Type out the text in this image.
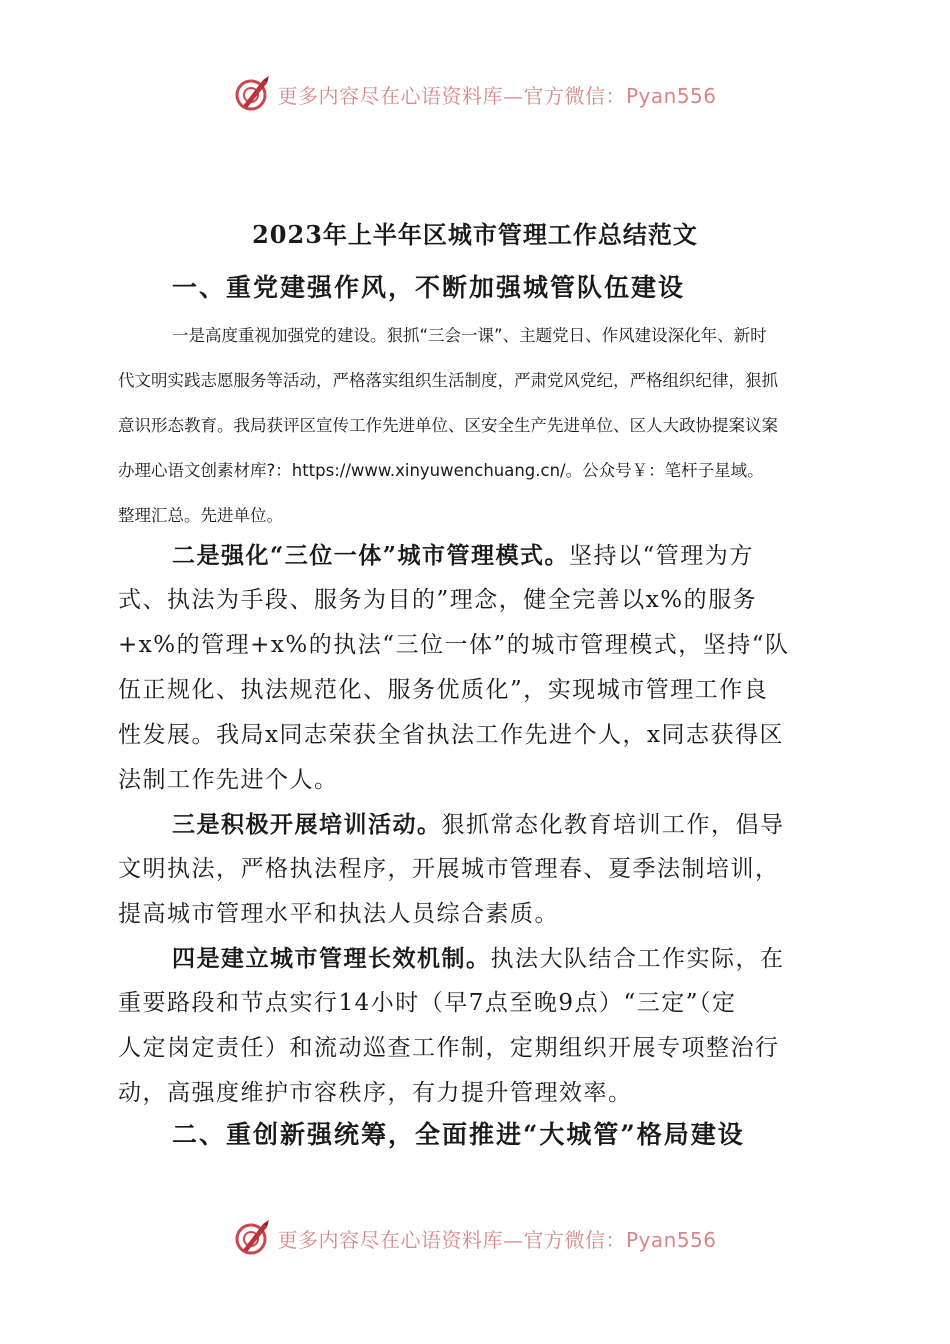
更多内容尽在心语资料库—官方微信：Pyan556
2023年上半年区城市管理工作总结范文
一、重党建强作风，不断加强城管队伍建设
一是高度重视加强党的建设。狠抓“三会一课”、主题党日、作风建设深化年、新时
代文明实践志愿服务等活动，严格落实组织生活制度，严肃党风党纪，严格组织纪律，狠抓
意识形态教育。我局获评区宣传工作先进单位、区安全生产先进单位、区人大政协提案议案
办理心语文创素材库?：https://www.xinyuwenchuang.cn/。公众号￥：笔杆子星域。
整理汇总。先进单位。
二是强化“三位一体”城市管理模式。坚持以“管理为方
式、执法为手段、服务为目的”理念，健全完善以x%的服务
+x%的管理+x%的执法“三位一体”的城市管理模式，坚持“队
伍正规化、执法规范化、服务优质化”，实现城市管理工作良
性发展。我局x同志荣获全省执法工作先进个人，x同志获得区
法制工作先进个人。
三是积极开展培训活动。狠抓常态化教育培训工作，倡导
文明执法，严格执法程序，开展城市管理春、夏季法制培训，
提高城市管理水平和执法人员综合素质。
四是建立城市管理长效机制。执法大队结合工作实际，在
重要路段和节点实行14小时（早7点至晚9点）“三定”（定
人定岗定责任）和流动巡查工作制，定期组织开展专项整治行
动，高强度维护市容秩序，有力提升管理效率。
二、重创新强统筹，全面推进“大城管”格局建设
更多内容尽在心语资料库—官方微信：Pyan556
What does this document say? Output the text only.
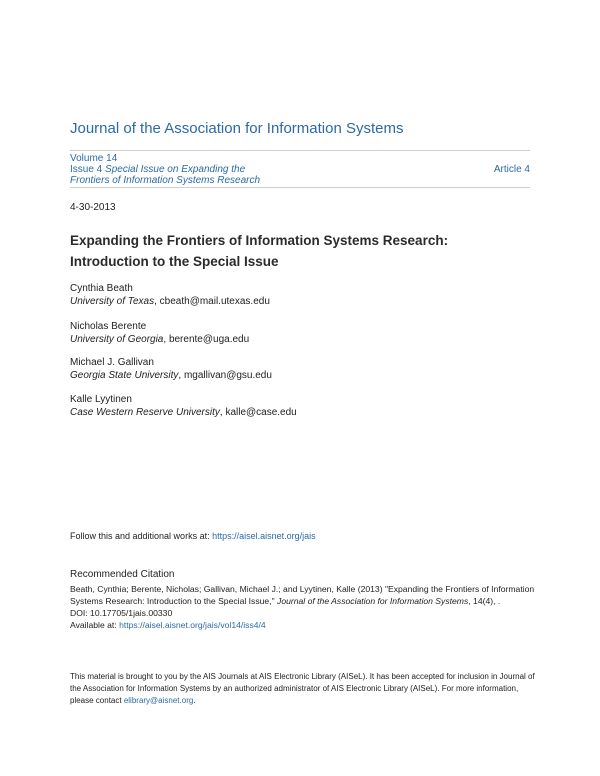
Journal of the Association for Information Systems
Volume 14
Issue 4 Special Issue on Expanding the
Frontiers of Information Systems Research
Article 4
4-30-2013
Expanding the Frontiers of Information Systems Research:
Introduction to the Special Issue
Cynthia Beath
University of Texas, cbeath@mail.utexas.edu
Nicholas Berente
University of Georgia, berente@uga.edu
Michael J. Gallivan
Georgia State University, mgallivan@gsu.edu
Kalle Lyytinen
Case Western Reserve University, kalle@case.edu
Follow this and additional works at: https://aisel.aisnet.org/jais
Recommended Citation
Beath, Cynthia; Berente, Nicholas; Gallivan, Michael J.; and Lyytinen, Kalle (2013) "Expanding the Frontiers of Information Systems Research: Introduction to the Special Issue," Journal of the Association for Information Systems, 14(4), .
DOI: 10.17705/1jais.00330
Available at: https://aisel.aisnet.org/jais/vol14/iss4/4
This material is brought to you by the AIS Journals at AIS Electronic Library (AISeL). It has been accepted for inclusion in Journal of the Association for Information Systems by an authorized administrator of AIS Electronic Library (AISeL). For more information, please contact elibrary@aisnet.org.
◇ ◇ ◇ ◇ ◇
» THE TASK: Print the entries above exactly, taking out only the pictures.

» ANSWER:
Type out the text in this image.
更多内容尽在心语资料库—官方微信：Pyan556
2023年上半年区城市管理工作总结范文
一、重党建强作风，不断加强城管队伍建设
一是高度重视加强党的建设。狠抓“三会一课”、主题党日、作风建设深化年、新时
代文明实践志愿服务等活动，严格落实组织生活制度，严肃党风党纪，严格组织纪律，狠抓
意识形态教育。我局获评区宣传工作先进单位、区安全生产先进单位、区人大政协提案议案
办理心语文创素材库?：https://www.xinyuwenchuang.cn/。公众号￥：笔杆子星域。
整理汇总。先进单位。
二是强化“三位一体”城市管理模式。坚持以“管理为方
式、执法为手段、服务为目的”理念，健全完善以x%的服务
+x%的管理+x%的执法“三位一体”的城市管理模式，坚持“队
伍正规化、执法规范化、服务优质化”，实现城市管理工作良
性发展。我局x同志荣获全省执法工作先进个人，x同志获得区
法制工作先进个人。
三是积极开展培训活动。狠抓常态化教育培训工作，倡导
文明执法，严格执法程序，开展城市管理春、夏季法制培训，
提高城市管理水平和执法人员综合素质。
四是建立城市管理长效机制。执法大队结合工作实际，在
重要路段和节点实行14小时（早7点至晚9点）“三定”（定
人定岗定责任）和流动巡查工作制，定期组织开展专项整治行
动，高强度维护市容秩序，有力提升管理效率。
二、重创新强统筹，全面推进“大城管”格局建设
更多内容尽在心语资料库—官方微信：Pyan556
What does this document say? Output the text only.
Journal of the Association for Information Systems
Volume 14
Issue 4 Special Issue on Expanding the
Frontiers of Information Systems Research
Article 4
4-30-2013
Expanding the Frontiers of Information Systems Research:
Introduction to the Special Issue
Cynthia Beath
University of Texas, cbeath@mail.utexas.edu
Nicholas Berente
University of Georgia, berente@uga.edu
Michael J. Gallivan
Georgia State University, mgallivan@gsu.edu
Kalle Lyytinen
Case Western Reserve University, kalle@case.edu
Follow this and additional works at: https://aisel.aisnet.org/jais
Recommended Citation
Beath, Cynthia; Berente, Nicholas; Gallivan, Michael J.; and Lyytinen, Kalle (2013) "Expanding the Frontiers of Information Systems Research: Introduction to the Special Issue," Journal of the Association for Information Systems, 14(4), .
DOI: 10.17705/1jais.00330
Available at: https://aisel.aisnet.org/jais/vol14/iss4/4
This material is brought to you by the AIS Journals at AIS Electronic Library (AISeL). It has been accepted for inclusion in Journal of the Association for Information Systems by an authorized administrator of AIS Electronic Library (AISeL). For more information, please contact elibrary@aisnet.org.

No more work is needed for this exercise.